* Brief *
Locate the word "label" in the entries below, then gather every line that holds it.

* Data supplied *

+-------+

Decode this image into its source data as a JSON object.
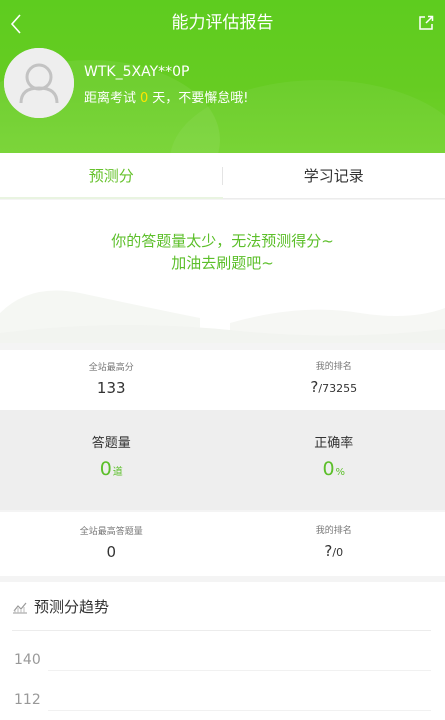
{
  "nav": {
    "title": "能力评估报告"
  },
  "user": {
    "name": "WTK_5XAY**0P",
    "exam_prefix": "距离考试",
    "exam_days": "0",
    "exam_suffix": "天，不要懈怠哦!"
  },
  "tabs": [
    {
      "label": "预测分",
      "active": true
    },
    {
      "label": "学习记录",
      "active": false
    }
  ],
  "prediction": {
    "line1": "你的答题量太少，无法预测得分~",
    "line2": "加油去刷题吧~"
  },
  "stats": {
    "row1": {
      "left": {
        "label": "全站最高分",
        "value": "133"
      },
      "right": {
        "label": "我的排名",
        "value_main": "?",
        "value_sub": "/73255"
      }
    },
    "row2": {
      "left": {
        "label": "答题量",
        "value": "0",
        "unit": "道"
      },
      "right": {
        "label": "正确率",
        "value": "0",
        "unit": "%"
      }
    },
    "row3": {
      "left": {
        "label": "全站最高答题量",
        "value": "0"
      },
      "right": {
        "label": "我的排名",
        "value_main": "?",
        "value_sub": "/0"
      }
    }
  },
  "trend": {
    "title": "预测分趋势",
    "y_ticks": [
      "140",
      "112"
    ]
  },
  "colors": {
    "brand_green": "#66c22c",
    "header_green": "#5ecc1f",
    "highlight_yellow": "#ffe600"
  },
  "icons": {
    "back": "chevron-left-icon",
    "share": "share-icon",
    "avatar": "user-avatar-icon",
    "trend": "chart-icon"
  }
}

+-------+

* Worked answer *
      "label": "预测分",
      "label": "学习记录",
        "label": "全站最高分",
        "label": "我的排名",
        "label": "答题量",
        "label": "正确率",
        "label": "全站最高答题量",
        "label": "我的排名",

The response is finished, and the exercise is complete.